Write out, unchanged, the lines from the one holding "Decode this image" to the close of the listing. Both the first and last lines belong in it.
## START LISTED ENTRIES
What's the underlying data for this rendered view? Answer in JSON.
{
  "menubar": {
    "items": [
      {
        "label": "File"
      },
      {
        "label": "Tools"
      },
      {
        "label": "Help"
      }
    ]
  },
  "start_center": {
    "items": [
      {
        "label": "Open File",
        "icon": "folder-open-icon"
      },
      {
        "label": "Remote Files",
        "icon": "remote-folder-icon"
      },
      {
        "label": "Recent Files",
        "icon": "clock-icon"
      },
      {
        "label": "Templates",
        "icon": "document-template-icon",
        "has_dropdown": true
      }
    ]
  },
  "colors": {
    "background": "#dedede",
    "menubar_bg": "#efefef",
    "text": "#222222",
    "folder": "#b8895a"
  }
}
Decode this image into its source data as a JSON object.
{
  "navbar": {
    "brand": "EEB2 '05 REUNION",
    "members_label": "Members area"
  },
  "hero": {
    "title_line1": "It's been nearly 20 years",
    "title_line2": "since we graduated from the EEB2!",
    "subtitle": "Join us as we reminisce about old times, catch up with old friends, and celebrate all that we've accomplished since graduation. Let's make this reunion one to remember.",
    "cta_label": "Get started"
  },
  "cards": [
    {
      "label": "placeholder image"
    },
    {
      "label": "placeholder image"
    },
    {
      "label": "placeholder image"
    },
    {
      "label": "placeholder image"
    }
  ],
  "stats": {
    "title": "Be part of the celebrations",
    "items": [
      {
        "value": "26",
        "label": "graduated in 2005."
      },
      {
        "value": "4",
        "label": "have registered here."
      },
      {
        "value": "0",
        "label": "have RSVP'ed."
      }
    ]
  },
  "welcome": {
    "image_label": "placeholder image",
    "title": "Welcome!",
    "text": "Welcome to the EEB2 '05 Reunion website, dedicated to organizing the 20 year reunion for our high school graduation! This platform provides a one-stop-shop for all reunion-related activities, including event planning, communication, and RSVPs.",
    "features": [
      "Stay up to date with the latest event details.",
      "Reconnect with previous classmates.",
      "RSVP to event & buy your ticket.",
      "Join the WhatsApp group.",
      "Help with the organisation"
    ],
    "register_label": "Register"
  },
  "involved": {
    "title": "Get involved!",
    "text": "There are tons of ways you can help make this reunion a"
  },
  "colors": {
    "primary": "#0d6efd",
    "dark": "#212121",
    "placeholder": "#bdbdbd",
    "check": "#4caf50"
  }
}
## END LISTED ENTRIES
- [TASK SOLUTION]
Decode this image into its source data as a JSON object.
{
  "navbar": {
    "brand": "EEB2 '05 REUNION",
    "members_label": "Members area"
  },
  "hero": {
    "title_line1": "It's been nearly 20 years",
    "title_line2": "since we graduated from the EEB2!",
    "subtitle": "Join us as we reminisce about old times, catch up with old friends, and celebrate all that we've accomplished since graduation. Let's make this reunion one to remember.",
    "cta_label": "Get started"
  },
  "cards": [
    {
      "label": "placeholder image"
    },
    {
      "label": "placeholder image"
    },
    {
      "label": "placeholder image"
    },
    {
      "label": "placeholder image"
    }
  ],
  "stats": {
    "title": "Be part of the celebrations",
    "items": [
      {
        "value": "26",
        "label": "graduated in 2005."
      },
      {
        "value": "4",
        "label": "have registered here."
      },
      {
        "value": "0",
        "label": "have RSVP'ed."
      }
    ]
  },
  "welcome": {
    "image_label": "placeholder image",
    "title": "Welcome!",
    "text": "Welcome to the EEB2 '05 Reunion website, dedicated to organizing the 20 year reunion for our high school graduation! This platform provides a one-stop-shop for all reunion-related activities, including event planning, communication, and RSVPs.",
    "features": [
      "Stay up to date with the latest event details.",
      "Reconnect with previous classmates.",
      "RSVP to event & buy your ticket.",
      "Join the WhatsApp group.",
      "Help with the organisation"
    ],
    "register_label": "Register"
  },
  "involved": {
    "title": "Get involved!",
    "text": "There are tons of ways you can help make this reunion a"
  },
  "colors": {
    "primary": "#0d6efd",
    "dark": "#212121",
    "placeholder": "#bdbdbd",
    "check": "#4caf50"
  }
}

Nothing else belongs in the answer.